**Work to do**
Output each entry verbatim and exclude every picture from it.

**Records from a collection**
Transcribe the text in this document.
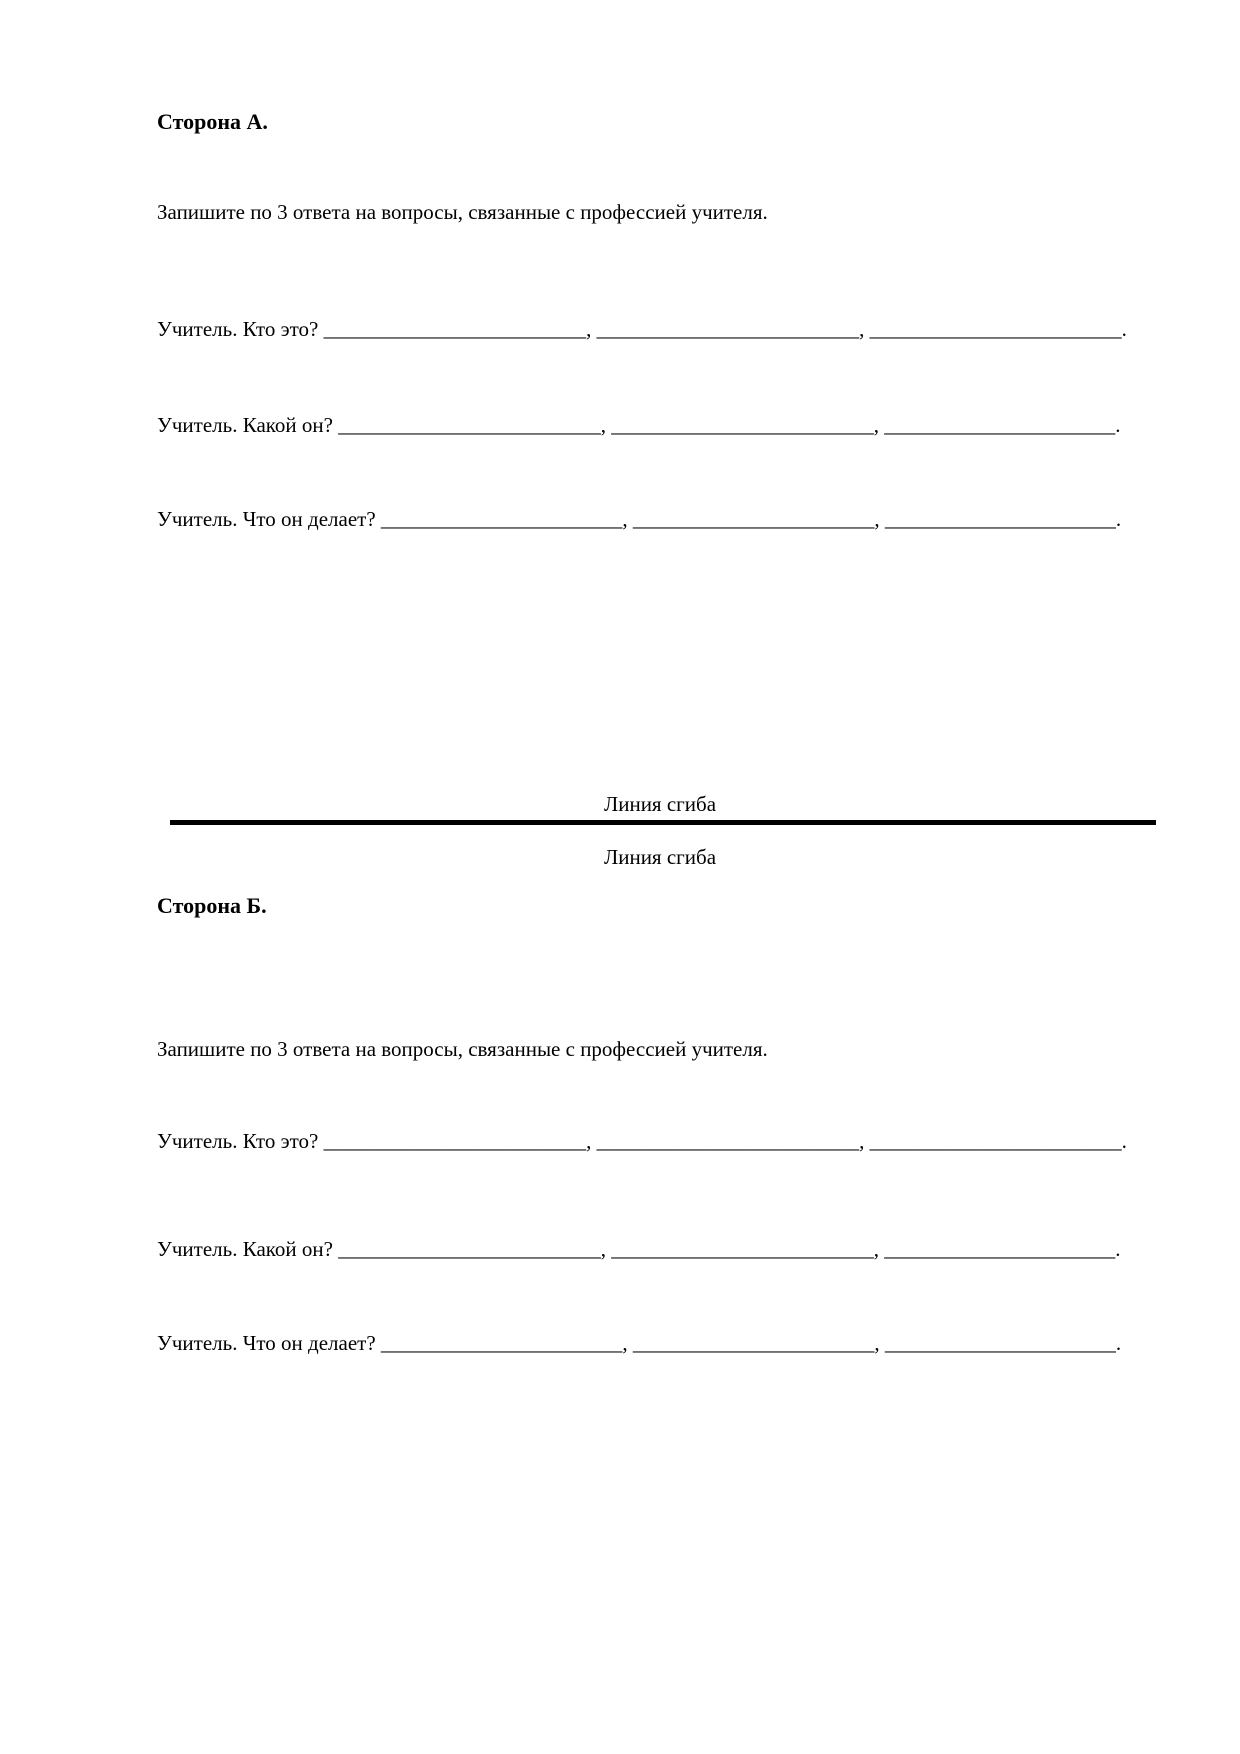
Сторона А.

Запишите по 3 ответа на вопросы, связанные с профессией учителя.

Учитель. Кто это? _________________________, _________________________, ________________________.

Учитель. Какой он? _________________________, _________________________, ______________________.

Учитель. Что он делает? _______________________, _______________________, ______________________.

Линия сгиба

Линия сгиба

Сторона Б.

Запишите по 3 ответа на вопросы, связанные с профессией учителя.

Учитель. Кто это? _________________________, _________________________, ________________________.

Учитель. Какой он? _________________________, _________________________, ______________________.

Учитель. Что он делает? _______________________, _______________________, ______________________.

**Reply**
Transcribe the text in this document.
Сторона А.

Запишите по 3 ответа на вопросы, связанные с профессией учителя.

Учитель. Кто это? _________________________, _________________________, ________________________.

Учитель. Какой он? _________________________, _________________________, ______________________.

Учитель. Что он делает? _______________________, _______________________, ______________________.

Линия сгиба

Линия сгиба

Сторона Б.

Запишите по 3 ответа на вопросы, связанные с профессией учителя.

Учитель. Кто это? _________________________, _________________________, ________________________.

Учитель. Какой он? _________________________, _________________________, ______________________.

Учитель. Что он делает? _______________________, _______________________, ______________________.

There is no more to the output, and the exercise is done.